## WRITTEN PROBLEM
Which lines below hold the word "Number"? Copy all of them.

## MATERIAL TO PROCESS

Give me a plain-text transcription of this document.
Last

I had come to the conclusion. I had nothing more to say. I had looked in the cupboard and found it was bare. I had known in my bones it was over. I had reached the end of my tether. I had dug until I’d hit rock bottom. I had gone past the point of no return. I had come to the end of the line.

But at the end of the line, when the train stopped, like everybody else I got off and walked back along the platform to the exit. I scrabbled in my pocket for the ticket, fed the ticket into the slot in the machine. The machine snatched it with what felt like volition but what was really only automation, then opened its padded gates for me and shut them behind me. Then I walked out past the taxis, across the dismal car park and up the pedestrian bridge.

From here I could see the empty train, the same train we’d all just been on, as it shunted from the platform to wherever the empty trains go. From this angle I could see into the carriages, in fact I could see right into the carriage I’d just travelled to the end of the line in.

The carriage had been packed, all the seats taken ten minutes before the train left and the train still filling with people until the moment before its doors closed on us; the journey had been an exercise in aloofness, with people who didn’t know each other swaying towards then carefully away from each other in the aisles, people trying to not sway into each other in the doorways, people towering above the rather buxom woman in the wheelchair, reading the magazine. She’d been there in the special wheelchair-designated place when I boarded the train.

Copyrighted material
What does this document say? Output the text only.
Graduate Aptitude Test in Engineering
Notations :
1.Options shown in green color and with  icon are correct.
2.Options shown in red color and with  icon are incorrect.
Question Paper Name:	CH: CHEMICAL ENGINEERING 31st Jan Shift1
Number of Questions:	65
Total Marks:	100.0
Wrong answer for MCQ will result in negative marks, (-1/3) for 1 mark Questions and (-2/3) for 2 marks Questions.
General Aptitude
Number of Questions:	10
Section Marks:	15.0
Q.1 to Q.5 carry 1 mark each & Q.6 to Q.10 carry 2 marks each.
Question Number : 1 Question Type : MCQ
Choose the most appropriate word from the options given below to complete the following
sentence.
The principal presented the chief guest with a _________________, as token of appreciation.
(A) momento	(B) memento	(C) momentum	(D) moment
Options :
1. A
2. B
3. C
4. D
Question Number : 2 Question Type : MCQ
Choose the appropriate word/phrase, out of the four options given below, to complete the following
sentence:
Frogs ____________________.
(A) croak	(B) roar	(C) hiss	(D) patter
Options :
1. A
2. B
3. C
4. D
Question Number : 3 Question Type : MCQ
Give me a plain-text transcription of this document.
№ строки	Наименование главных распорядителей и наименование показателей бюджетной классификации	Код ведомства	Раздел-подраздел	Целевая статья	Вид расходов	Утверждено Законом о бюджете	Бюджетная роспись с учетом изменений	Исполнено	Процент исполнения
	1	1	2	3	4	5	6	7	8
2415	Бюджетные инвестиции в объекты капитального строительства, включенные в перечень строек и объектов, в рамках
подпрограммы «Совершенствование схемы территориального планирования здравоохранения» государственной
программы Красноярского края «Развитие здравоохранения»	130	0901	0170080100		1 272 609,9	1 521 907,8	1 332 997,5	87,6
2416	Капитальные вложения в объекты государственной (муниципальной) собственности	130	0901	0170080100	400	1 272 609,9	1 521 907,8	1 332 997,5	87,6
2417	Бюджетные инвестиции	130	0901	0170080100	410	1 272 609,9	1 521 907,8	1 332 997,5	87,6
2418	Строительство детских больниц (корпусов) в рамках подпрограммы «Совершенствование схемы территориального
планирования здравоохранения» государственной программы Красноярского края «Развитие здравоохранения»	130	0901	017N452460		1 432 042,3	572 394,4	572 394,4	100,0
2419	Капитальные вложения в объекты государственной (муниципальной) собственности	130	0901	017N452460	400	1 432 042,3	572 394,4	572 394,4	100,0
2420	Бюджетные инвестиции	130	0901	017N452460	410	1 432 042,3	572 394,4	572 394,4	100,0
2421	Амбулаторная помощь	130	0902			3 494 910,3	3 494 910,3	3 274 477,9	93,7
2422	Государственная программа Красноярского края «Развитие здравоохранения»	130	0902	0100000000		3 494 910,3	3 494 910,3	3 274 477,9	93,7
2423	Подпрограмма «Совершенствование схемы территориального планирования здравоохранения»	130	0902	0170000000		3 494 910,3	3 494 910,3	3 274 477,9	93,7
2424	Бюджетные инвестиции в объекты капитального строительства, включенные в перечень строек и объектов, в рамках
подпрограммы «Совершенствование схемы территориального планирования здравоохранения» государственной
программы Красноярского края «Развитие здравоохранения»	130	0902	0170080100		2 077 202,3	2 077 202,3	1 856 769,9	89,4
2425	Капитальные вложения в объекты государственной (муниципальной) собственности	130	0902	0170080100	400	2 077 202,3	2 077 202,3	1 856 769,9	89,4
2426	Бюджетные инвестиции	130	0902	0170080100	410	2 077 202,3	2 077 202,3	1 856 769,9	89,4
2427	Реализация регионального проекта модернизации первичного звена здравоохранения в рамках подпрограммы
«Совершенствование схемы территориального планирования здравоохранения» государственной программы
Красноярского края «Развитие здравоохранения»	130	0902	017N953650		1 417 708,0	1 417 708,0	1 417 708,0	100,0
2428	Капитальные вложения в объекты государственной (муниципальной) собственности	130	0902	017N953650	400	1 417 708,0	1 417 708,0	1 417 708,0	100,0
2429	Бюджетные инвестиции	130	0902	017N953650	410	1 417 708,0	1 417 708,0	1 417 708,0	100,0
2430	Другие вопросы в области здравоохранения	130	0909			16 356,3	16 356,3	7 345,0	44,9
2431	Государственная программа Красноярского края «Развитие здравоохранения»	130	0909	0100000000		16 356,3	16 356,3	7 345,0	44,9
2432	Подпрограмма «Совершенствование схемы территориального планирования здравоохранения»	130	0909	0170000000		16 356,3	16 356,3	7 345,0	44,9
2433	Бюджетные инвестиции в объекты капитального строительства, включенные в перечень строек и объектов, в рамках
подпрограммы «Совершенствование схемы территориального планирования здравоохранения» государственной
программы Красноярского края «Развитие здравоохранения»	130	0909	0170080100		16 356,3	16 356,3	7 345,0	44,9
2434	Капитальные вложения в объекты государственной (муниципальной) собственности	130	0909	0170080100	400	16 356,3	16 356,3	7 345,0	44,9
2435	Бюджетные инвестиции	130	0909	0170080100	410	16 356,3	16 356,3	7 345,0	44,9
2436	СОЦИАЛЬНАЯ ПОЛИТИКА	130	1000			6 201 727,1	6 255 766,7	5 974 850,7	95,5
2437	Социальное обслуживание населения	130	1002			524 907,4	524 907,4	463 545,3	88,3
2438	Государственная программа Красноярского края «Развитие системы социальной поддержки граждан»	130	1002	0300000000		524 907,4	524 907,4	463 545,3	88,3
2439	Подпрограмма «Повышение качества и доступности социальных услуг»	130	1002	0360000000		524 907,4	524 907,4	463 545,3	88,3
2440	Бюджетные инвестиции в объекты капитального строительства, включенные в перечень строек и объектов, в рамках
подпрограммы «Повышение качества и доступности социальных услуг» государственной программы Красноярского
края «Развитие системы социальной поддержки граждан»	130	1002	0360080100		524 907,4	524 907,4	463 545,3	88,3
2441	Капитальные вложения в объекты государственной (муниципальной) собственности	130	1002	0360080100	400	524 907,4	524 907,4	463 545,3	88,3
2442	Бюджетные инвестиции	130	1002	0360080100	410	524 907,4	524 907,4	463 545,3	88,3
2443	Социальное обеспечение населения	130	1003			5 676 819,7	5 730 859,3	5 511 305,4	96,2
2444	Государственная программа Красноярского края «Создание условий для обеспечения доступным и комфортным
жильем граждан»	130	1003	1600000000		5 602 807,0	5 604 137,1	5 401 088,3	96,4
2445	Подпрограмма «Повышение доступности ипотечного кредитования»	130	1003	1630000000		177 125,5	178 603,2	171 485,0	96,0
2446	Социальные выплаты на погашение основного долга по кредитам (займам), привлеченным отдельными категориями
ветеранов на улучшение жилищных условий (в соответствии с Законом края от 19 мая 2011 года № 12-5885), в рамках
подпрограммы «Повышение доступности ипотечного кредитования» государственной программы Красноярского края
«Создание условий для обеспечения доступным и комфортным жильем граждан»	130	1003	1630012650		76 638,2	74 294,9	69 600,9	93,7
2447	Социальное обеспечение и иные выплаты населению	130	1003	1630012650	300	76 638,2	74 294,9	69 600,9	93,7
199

## ANSWER IN FULL
Number of Questions:	65
Number of Questions:	10
Question Number : 1 Question Type : MCQ
Question Number : 2 Question Type : MCQ
Question Number : 3 Question Type : MCQ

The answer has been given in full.